— start Extracted entries —

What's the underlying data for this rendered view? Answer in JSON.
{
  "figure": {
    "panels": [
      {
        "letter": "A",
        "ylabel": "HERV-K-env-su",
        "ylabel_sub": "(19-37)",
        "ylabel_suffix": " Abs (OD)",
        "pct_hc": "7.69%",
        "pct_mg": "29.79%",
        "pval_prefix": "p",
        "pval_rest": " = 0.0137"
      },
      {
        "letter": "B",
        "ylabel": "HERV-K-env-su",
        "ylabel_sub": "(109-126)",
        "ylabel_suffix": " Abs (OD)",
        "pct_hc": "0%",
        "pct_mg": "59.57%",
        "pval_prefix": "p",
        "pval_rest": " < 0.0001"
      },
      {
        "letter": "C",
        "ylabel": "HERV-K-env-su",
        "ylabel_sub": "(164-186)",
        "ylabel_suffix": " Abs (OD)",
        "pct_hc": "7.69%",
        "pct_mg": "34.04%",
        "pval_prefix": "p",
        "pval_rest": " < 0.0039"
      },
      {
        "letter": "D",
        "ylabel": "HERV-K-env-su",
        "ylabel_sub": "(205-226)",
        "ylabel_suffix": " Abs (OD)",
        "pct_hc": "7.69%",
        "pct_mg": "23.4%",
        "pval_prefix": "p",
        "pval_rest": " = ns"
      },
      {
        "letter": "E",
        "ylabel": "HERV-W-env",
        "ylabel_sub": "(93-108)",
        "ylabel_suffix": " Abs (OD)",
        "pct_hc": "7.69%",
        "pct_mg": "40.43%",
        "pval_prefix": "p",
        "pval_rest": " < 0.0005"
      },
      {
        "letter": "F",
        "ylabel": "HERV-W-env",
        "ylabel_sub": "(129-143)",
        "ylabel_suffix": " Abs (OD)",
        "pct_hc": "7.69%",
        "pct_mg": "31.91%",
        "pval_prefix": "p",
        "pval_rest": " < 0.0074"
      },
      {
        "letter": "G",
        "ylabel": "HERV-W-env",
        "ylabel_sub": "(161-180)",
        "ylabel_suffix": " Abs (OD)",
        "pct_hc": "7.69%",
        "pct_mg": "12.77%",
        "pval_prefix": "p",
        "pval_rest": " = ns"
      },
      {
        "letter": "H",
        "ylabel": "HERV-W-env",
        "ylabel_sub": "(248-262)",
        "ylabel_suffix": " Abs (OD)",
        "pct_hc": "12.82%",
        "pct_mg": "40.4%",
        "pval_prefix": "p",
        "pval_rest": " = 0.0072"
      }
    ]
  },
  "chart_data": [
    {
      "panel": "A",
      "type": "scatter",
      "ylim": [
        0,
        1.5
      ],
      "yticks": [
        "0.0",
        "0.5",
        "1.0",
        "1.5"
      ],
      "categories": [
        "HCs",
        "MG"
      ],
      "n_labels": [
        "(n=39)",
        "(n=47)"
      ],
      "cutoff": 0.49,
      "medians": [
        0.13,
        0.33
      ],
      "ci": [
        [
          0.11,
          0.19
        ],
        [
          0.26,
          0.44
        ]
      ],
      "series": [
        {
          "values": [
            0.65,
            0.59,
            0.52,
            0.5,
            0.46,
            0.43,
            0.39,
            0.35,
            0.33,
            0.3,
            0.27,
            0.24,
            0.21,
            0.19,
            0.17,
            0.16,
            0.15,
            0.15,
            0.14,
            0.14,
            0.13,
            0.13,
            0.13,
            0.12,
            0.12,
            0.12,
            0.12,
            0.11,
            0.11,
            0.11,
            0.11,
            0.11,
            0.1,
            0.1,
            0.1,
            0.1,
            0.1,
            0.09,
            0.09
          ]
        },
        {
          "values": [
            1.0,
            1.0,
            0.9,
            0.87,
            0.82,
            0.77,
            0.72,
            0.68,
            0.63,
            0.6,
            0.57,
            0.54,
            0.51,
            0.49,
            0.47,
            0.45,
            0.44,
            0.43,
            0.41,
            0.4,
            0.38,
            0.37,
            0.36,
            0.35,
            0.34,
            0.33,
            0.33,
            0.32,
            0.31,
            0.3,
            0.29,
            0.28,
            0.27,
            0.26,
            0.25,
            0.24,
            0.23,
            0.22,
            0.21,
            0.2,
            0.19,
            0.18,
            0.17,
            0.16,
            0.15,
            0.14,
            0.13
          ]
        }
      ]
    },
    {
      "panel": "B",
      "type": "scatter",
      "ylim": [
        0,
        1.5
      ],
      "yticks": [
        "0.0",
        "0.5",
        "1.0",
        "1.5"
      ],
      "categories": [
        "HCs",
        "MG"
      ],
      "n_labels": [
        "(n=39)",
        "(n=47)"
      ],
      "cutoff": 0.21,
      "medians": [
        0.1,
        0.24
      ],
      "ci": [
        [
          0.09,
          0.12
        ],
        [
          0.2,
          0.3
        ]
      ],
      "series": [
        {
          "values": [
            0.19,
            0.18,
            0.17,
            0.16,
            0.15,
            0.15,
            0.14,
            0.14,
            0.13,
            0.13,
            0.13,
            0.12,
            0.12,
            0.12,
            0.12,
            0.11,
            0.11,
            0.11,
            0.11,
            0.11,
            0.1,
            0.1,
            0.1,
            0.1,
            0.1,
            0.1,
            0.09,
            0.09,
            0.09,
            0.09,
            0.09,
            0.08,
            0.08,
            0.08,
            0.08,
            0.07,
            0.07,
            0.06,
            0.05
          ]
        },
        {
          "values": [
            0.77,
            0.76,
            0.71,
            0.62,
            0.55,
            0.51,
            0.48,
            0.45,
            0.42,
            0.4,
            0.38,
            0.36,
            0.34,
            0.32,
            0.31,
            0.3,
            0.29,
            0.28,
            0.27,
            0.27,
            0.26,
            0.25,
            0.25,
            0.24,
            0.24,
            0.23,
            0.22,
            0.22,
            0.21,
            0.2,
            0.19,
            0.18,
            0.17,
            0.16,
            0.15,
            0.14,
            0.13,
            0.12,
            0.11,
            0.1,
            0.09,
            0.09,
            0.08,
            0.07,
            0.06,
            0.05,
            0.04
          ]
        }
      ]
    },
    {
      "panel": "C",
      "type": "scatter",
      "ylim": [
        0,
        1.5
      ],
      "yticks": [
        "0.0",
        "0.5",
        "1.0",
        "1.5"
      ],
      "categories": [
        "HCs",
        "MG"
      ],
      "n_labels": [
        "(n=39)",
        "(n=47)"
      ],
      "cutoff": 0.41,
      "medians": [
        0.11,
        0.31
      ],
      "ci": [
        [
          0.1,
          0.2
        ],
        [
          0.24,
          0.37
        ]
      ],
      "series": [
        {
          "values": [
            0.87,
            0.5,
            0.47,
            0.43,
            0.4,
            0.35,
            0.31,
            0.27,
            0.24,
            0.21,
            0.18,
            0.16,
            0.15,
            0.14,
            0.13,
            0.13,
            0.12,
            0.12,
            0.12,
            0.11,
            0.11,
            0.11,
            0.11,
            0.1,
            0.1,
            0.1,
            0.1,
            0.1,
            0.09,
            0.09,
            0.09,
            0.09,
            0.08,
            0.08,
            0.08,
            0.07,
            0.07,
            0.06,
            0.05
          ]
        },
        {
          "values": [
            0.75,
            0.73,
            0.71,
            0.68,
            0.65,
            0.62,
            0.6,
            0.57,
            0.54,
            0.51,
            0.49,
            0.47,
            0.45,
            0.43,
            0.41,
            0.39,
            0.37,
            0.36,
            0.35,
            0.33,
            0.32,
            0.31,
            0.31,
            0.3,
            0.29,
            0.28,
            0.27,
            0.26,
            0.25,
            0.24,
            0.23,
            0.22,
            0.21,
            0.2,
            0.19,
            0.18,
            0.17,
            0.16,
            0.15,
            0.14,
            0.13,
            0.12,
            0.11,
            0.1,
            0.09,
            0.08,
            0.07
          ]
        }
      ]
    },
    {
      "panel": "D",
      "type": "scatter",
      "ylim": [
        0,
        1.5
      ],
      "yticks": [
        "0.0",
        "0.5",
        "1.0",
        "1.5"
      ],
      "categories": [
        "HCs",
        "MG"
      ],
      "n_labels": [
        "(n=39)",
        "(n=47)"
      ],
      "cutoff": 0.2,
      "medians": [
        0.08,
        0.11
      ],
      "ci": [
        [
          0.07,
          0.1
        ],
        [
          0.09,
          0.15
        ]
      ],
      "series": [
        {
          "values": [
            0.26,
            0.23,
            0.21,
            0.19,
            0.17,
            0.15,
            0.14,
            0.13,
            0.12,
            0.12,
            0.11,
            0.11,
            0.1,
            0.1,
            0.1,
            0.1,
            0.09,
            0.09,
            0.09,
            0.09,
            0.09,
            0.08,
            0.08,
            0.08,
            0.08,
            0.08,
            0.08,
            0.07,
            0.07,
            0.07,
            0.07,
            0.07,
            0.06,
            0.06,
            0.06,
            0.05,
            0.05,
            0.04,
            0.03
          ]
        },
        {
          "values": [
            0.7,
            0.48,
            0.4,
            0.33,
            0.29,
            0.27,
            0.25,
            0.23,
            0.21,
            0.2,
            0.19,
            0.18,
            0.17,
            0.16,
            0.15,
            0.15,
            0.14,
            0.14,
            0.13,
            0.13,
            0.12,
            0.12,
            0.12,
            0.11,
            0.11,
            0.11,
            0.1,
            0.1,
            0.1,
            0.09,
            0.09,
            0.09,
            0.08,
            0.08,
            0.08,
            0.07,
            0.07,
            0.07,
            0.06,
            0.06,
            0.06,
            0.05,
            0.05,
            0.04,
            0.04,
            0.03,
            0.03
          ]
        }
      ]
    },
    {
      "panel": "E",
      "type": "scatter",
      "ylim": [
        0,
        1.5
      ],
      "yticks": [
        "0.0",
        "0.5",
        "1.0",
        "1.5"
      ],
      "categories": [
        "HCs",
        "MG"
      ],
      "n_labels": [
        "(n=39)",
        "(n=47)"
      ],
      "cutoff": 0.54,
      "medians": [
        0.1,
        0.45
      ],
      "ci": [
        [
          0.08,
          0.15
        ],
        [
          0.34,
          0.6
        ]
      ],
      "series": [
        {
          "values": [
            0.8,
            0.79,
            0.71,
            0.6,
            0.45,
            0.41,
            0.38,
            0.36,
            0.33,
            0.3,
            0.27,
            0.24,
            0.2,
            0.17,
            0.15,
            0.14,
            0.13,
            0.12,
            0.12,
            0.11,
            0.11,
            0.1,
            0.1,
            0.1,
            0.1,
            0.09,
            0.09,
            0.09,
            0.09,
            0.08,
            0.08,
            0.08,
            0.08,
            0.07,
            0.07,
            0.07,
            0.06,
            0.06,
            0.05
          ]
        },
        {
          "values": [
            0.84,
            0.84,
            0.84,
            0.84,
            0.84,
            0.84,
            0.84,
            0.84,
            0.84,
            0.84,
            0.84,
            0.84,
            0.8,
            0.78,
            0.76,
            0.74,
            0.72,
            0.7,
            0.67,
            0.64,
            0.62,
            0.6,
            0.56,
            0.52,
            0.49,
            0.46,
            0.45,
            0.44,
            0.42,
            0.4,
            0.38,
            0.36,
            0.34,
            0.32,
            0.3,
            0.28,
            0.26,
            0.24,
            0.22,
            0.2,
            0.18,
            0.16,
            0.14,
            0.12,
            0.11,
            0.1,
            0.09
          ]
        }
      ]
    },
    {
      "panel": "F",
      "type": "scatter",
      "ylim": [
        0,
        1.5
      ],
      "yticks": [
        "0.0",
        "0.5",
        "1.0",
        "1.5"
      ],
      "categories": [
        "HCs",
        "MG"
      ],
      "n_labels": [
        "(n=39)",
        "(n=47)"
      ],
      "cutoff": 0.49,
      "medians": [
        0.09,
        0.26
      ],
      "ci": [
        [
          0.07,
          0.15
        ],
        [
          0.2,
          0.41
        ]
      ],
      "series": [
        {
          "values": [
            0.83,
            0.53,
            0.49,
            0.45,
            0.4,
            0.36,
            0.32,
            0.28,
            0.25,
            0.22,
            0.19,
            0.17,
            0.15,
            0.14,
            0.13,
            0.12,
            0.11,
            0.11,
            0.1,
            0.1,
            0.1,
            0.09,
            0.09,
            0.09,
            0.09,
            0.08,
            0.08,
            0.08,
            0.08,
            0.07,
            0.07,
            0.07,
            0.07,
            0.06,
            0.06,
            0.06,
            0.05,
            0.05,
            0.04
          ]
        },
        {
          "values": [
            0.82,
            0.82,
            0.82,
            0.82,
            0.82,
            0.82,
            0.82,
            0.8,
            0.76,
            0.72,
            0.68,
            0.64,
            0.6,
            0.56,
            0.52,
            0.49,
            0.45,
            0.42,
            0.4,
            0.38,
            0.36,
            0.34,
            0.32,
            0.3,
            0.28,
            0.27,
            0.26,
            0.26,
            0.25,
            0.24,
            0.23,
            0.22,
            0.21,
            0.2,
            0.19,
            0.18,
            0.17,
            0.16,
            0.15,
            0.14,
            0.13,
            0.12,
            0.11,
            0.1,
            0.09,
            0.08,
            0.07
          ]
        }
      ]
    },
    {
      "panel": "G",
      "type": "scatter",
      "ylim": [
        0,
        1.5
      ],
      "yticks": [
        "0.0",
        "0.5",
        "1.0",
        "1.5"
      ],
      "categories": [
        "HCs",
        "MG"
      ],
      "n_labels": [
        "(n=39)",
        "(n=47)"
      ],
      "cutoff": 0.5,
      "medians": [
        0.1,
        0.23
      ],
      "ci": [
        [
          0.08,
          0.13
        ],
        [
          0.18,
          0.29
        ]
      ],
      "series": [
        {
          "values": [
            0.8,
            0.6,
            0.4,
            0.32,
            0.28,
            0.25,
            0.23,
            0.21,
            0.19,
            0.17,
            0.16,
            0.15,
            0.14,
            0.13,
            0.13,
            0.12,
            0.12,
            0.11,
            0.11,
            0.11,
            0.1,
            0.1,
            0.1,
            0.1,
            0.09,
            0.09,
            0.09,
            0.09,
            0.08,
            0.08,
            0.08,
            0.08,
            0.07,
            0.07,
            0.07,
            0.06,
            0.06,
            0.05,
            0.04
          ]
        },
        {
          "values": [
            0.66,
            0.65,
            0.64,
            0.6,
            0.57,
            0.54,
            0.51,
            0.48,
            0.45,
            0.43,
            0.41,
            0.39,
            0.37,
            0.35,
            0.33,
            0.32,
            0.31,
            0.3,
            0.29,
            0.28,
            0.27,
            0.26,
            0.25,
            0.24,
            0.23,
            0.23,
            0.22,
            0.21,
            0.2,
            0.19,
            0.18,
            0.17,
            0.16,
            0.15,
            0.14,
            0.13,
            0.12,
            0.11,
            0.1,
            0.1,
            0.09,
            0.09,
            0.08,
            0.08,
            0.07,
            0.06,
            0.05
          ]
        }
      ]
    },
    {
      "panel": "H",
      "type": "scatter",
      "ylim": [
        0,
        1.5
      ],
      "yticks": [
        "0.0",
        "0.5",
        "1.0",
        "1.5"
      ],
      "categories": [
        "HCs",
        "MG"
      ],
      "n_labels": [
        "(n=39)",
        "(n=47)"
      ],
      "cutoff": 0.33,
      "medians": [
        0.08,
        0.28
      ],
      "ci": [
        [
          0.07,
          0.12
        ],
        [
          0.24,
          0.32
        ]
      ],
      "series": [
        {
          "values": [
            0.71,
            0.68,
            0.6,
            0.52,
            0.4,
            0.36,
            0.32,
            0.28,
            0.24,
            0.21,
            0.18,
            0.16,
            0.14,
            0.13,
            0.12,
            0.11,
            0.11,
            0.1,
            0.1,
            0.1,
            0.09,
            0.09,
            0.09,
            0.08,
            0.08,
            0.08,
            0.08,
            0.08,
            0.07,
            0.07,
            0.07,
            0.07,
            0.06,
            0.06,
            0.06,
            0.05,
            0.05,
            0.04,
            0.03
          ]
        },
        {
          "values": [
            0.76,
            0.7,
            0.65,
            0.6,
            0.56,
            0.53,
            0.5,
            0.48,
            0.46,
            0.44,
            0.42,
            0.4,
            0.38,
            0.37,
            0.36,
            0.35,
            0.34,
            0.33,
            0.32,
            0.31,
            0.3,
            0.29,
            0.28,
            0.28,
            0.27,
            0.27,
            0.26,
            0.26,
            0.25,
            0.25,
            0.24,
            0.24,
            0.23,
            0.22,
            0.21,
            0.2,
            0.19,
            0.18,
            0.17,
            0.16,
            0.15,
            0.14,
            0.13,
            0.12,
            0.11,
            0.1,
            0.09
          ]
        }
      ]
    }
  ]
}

— end Extracted entries —

### [Exercise description]
Look for lines containing the string "letter" and copy them all.

### [Complete answer]
        "letter": "A",
        "letter": "B",
        "letter": "C",
        "letter": "D",
        "letter": "E",
        "letter": "F",
        "letter": "G",
        "letter": "H",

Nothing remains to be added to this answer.